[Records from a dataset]
------------------------------

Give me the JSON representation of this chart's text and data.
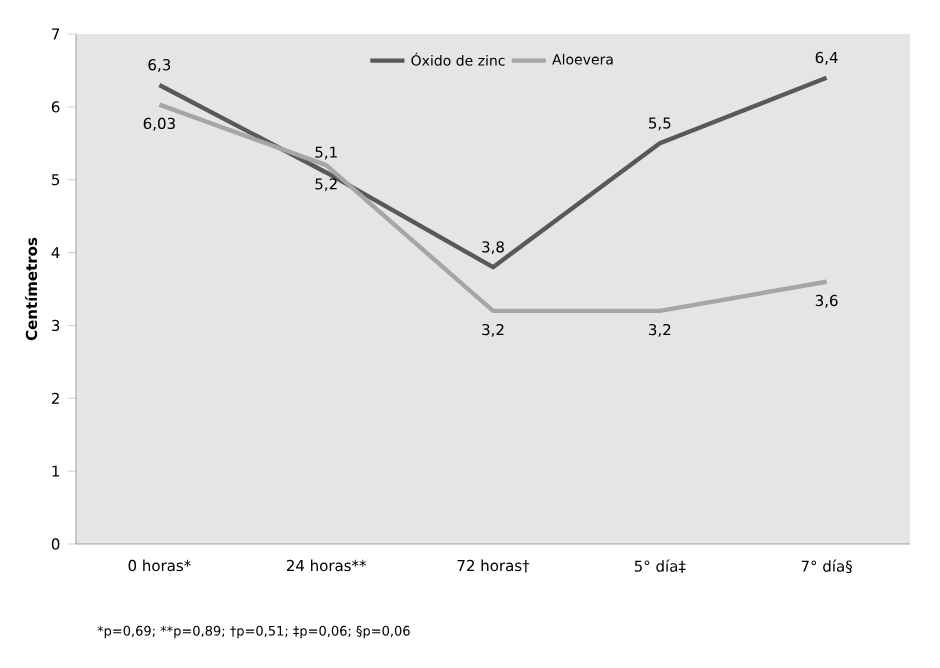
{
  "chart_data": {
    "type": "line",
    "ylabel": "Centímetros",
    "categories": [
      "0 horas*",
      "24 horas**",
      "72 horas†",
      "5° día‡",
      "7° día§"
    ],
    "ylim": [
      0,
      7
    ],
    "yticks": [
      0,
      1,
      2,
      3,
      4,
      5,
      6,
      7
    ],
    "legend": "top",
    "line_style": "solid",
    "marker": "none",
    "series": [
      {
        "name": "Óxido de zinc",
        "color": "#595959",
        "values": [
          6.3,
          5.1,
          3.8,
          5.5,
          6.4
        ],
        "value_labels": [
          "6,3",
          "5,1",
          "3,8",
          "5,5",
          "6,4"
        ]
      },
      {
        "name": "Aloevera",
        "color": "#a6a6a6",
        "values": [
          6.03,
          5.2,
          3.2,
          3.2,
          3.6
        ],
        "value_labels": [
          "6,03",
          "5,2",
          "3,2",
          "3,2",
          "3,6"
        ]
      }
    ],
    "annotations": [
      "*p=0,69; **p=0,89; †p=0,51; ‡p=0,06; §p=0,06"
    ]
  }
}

------------------------------

INSTRUCTIONS TO FOLLOW.
Leave out the pictures and restate everything else word for word.

FINISHED ANSWER.
Give me the JSON representation of this chart's text and data.
{
  "chart_data": {
    "type": "line",
    "ylabel": "Centímetros",
    "categories": [
      "0 horas*",
      "24 horas**",
      "72 horas†",
      "5° día‡",
      "7° día§"
    ],
    "ylim": [
      0,
      7
    ],
    "yticks": [
      0,
      1,
      2,
      3,
      4,
      5,
      6,
      7
    ],
    "legend": "top",
    "line_style": "solid",
    "marker": "none",
    "series": [
      {
        "name": "Óxido de zinc",
        "color": "#595959",
        "values": [
          6.3,
          5.1,
          3.8,
          5.5,
          6.4
        ],
        "value_labels": [
          "6,3",
          "5,1",
          "3,8",
          "5,5",
          "6,4"
        ]
      },
      {
        "name": "Aloevera",
        "color": "#a6a6a6",
        "values": [
          6.03,
          5.2,
          3.2,
          3.2,
          3.6
        ],
        "value_labels": [
          "6,03",
          "5,2",
          "3,2",
          "3,2",
          "3,6"
        ]
      }
    ],
    "annotations": [
      "*p=0,69; **p=0,89; †p=0,51; ‡p=0,06; §p=0,06"
    ]
  }
}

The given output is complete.